Check each line of the listing for the word "source" and report how many lines contain it, giving nothing but the number.

START Task material

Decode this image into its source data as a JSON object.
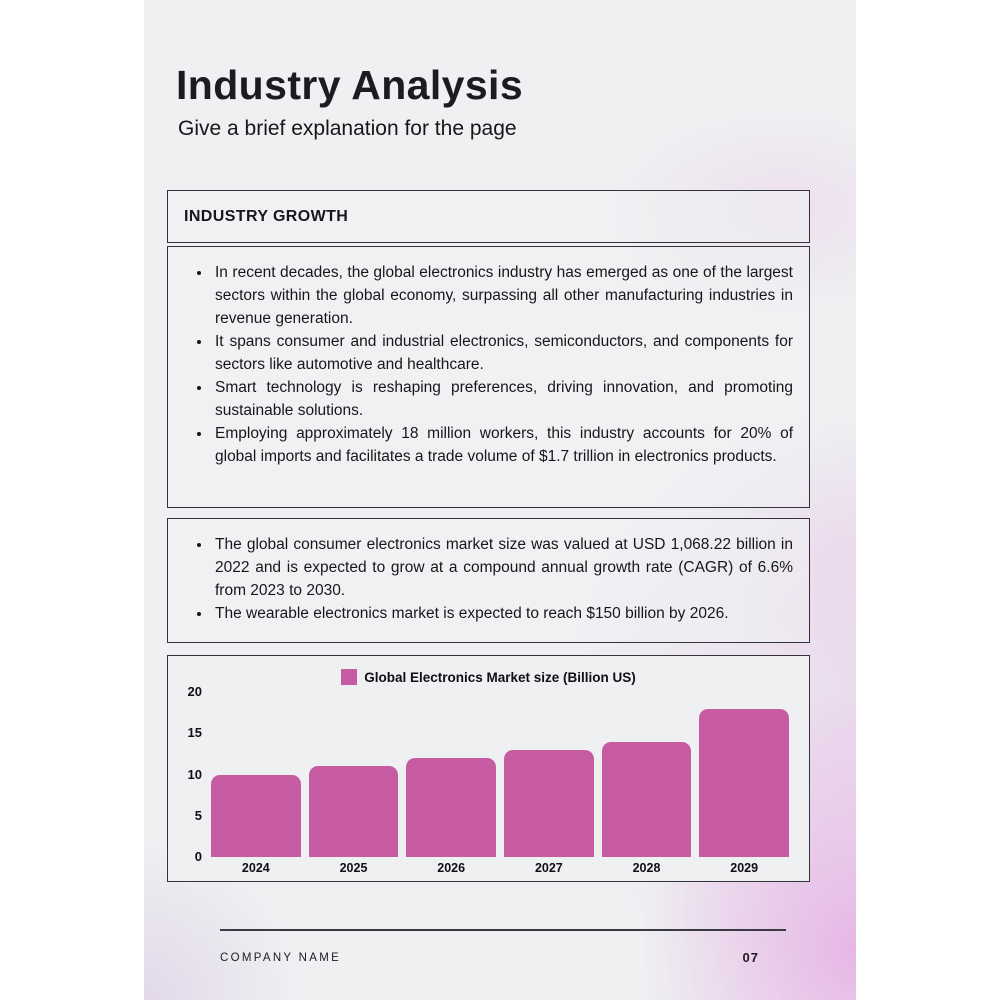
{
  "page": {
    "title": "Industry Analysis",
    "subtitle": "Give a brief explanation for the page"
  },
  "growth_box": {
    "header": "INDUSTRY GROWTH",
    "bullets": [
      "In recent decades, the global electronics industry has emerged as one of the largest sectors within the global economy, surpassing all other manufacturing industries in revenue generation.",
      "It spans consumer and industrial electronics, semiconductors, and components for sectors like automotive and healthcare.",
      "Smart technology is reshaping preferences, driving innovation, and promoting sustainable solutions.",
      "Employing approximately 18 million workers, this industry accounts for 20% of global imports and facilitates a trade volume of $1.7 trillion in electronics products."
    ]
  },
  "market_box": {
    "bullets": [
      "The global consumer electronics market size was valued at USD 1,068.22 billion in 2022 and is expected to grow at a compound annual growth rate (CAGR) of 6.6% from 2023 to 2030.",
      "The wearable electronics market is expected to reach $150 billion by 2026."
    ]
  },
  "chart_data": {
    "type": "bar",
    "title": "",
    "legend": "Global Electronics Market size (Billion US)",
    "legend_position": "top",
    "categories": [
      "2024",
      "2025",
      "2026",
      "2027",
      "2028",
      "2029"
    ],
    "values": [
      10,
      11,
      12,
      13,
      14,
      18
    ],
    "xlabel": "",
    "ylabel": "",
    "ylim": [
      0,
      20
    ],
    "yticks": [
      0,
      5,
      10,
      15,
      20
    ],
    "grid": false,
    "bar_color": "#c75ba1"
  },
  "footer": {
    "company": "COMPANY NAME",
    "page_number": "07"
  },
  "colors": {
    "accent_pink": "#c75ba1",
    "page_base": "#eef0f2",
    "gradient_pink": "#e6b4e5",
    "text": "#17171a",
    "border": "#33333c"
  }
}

END Task material
START Task material

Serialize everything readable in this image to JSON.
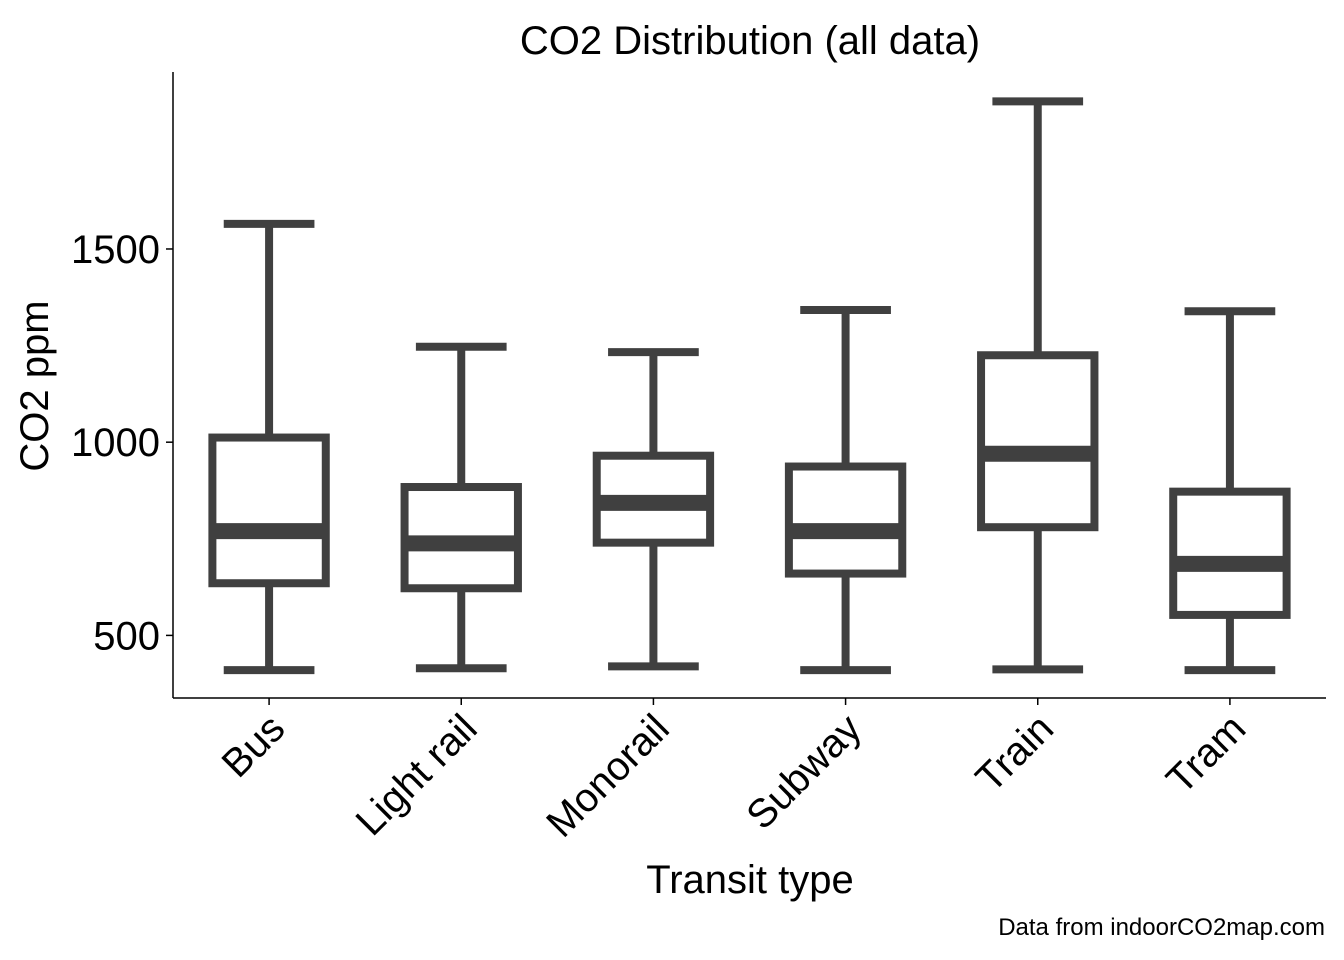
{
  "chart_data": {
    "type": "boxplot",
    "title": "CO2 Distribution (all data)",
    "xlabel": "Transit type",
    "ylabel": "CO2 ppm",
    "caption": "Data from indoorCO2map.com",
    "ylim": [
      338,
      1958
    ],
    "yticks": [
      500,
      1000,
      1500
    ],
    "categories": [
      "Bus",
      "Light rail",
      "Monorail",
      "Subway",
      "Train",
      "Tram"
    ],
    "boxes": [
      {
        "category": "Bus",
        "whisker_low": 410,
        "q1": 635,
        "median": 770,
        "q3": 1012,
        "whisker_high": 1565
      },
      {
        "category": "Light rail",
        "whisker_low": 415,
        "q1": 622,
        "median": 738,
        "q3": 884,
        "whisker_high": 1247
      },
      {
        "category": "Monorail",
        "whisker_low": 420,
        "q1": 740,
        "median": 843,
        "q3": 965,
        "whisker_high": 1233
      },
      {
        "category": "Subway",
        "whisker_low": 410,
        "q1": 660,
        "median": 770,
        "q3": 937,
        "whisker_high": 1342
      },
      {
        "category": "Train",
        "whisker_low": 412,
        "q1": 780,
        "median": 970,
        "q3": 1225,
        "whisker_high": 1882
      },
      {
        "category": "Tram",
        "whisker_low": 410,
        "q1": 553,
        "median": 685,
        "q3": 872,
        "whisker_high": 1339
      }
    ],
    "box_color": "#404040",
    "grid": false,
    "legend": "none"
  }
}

END Task material
START Task material

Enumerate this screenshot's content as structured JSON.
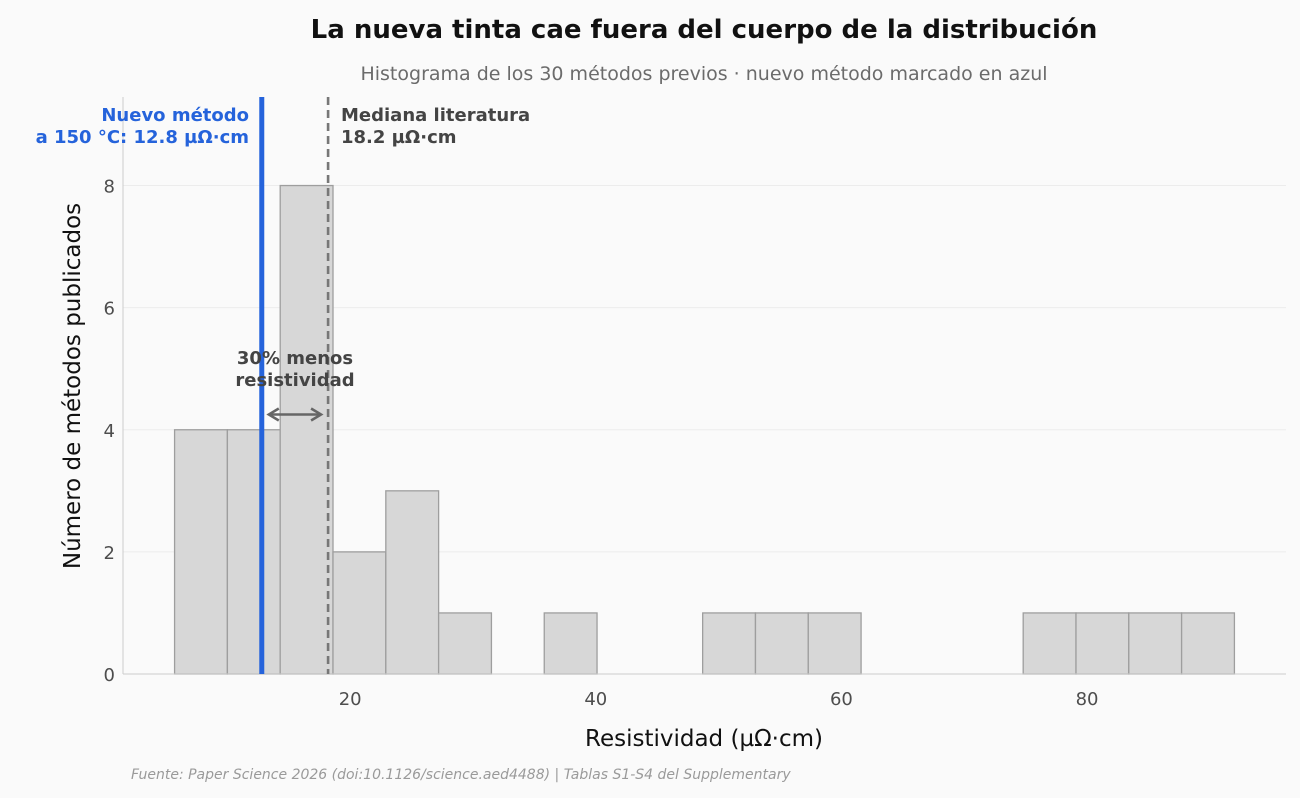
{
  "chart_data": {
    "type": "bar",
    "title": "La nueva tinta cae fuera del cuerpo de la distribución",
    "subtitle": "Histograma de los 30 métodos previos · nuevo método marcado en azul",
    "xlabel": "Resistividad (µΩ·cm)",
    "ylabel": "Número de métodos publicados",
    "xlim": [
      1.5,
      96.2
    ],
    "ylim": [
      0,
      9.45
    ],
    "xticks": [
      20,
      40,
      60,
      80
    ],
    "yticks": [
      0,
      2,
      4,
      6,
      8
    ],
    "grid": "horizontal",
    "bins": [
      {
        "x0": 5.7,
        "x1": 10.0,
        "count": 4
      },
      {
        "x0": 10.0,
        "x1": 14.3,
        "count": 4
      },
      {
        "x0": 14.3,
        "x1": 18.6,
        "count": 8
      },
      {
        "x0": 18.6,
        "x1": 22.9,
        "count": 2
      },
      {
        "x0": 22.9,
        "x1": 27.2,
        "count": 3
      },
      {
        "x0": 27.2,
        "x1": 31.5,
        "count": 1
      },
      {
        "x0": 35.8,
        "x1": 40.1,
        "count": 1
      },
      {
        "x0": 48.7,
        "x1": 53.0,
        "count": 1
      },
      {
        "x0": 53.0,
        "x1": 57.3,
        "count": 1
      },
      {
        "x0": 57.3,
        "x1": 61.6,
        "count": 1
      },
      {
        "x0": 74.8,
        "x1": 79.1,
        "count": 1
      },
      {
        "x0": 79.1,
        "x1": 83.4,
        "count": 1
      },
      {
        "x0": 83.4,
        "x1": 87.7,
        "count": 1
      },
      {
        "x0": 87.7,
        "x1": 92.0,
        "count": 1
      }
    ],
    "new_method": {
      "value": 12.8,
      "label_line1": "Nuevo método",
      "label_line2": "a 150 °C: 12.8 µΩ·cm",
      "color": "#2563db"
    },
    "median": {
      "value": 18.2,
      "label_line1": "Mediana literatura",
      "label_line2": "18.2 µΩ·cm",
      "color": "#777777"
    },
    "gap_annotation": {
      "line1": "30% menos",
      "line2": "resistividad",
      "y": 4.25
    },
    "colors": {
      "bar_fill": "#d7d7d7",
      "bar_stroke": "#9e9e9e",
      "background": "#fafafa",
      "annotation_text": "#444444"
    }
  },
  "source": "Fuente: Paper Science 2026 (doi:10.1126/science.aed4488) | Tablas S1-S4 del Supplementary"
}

END Task material

**Exercise solution**
2